***** Listing

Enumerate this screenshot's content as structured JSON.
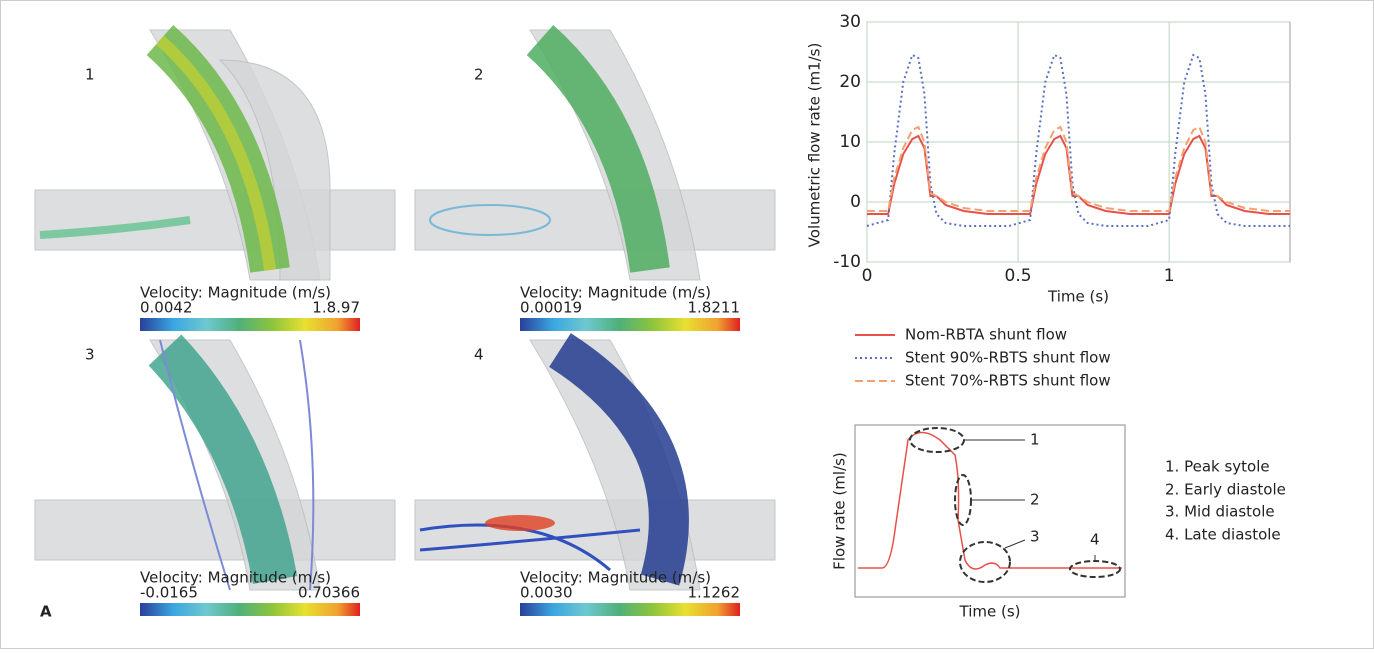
{
  "panels": [
    {
      "number": "1",
      "colorbar_title": "Velocity: Magnitude (m/s)",
      "min": "0.0042",
      "max": "1.8.97"
    },
    {
      "number": "2",
      "colorbar_title": "Velocity: Magnitude (m/s)",
      "min": "0.00019",
      "max": "1.8211"
    },
    {
      "number": "3",
      "colorbar_title": "Velocity: Magnitude (m/s)",
      "min": "-0.0165",
      "max": "0.70366"
    },
    {
      "number": "4",
      "colorbar_title": "Velocity: Magnitude (m/s)",
      "min": "0.0030",
      "max": "1.1262"
    }
  ],
  "panel_label": "A",
  "chart_data": {
    "type": "line",
    "ylabel": "Volumetric flow rate (m1/s)",
    "xlabel": "Time (s)",
    "x": [
      0,
      0.07,
      0.09,
      0.12,
      0.15,
      0.17,
      0.19,
      0.21,
      0.23,
      0.26,
      0.32,
      0.4,
      0.47,
      0.54,
      0.56,
      0.59,
      0.62,
      0.64,
      0.66,
      0.68,
      0.7,
      0.73,
      0.79,
      0.87,
      0.93,
      1.0,
      1.02,
      1.05,
      1.08,
      1.1,
      1.12,
      1.14,
      1.16,
      1.19,
      1.25,
      1.33,
      1.4
    ],
    "series": [
      {
        "name": "Nom-RBTA shunt flow",
        "color": "#e8504a",
        "style": "solid",
        "values": [
          -2,
          -2,
          3,
          8,
          10.5,
          11,
          9,
          1,
          1,
          -0.5,
          -1.5,
          -2,
          -2,
          -2,
          3,
          8,
          10.5,
          11,
          9,
          1,
          1,
          -0.5,
          -1.5,
          -2,
          -2,
          -2,
          3,
          8,
          10.5,
          11,
          9,
          1,
          1,
          -0.5,
          -1.5,
          -2,
          -2
        ]
      },
      {
        "name": "Stent 90%-RBTS shunt flow",
        "color": "#5a6fc4",
        "style": "dotted",
        "values": [
          -4,
          -3,
          8,
          20,
          24.5,
          24,
          18,
          3,
          -2,
          -3.5,
          -4,
          -4,
          -4,
          -3,
          8,
          20,
          24.5,
          24,
          18,
          3,
          -2,
          -3.5,
          -4,
          -4,
          -4,
          -3,
          8,
          20,
          24.5,
          24,
          18,
          3,
          -2,
          -3.5,
          -4,
          -4,
          -4
        ]
      },
      {
        "name": "Stent 70%-RBTS shunt flow",
        "color": "#f4a070",
        "style": "dashed",
        "values": [
          -1.5,
          -1.5,
          4,
          9,
          12,
          12.5,
          10,
          1.5,
          1,
          0,
          -1,
          -1.5,
          -1.5,
          -1.5,
          4,
          9,
          12,
          12.5,
          10,
          1.5,
          1,
          0,
          -1,
          -1.5,
          -1.5,
          -1.5,
          4,
          9,
          12,
          12.5,
          10,
          1.5,
          1,
          0,
          -1,
          -1.5,
          -1.5
        ]
      }
    ],
    "xlim": [
      0,
      1.4
    ],
    "ylim": [
      -10,
      30
    ],
    "xticks": [
      0,
      0.5,
      1
    ],
    "yticks": [
      -10,
      0,
      10,
      20,
      30
    ],
    "grid": true
  },
  "schematic": {
    "ylabel": "Flow rate (ml/s)",
    "xlabel": "Time (s)",
    "markers": [
      "1",
      "2",
      "3",
      "4"
    ],
    "phases": [
      "1. Peak sytole",
      "2. Early diastole",
      "3. Mid diastole",
      "4. Late diastole"
    ]
  }
}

**********

__Task requirements__
Only the count is needed: the number of lines in the data that include the word "ylabel".

__Result of the task__
2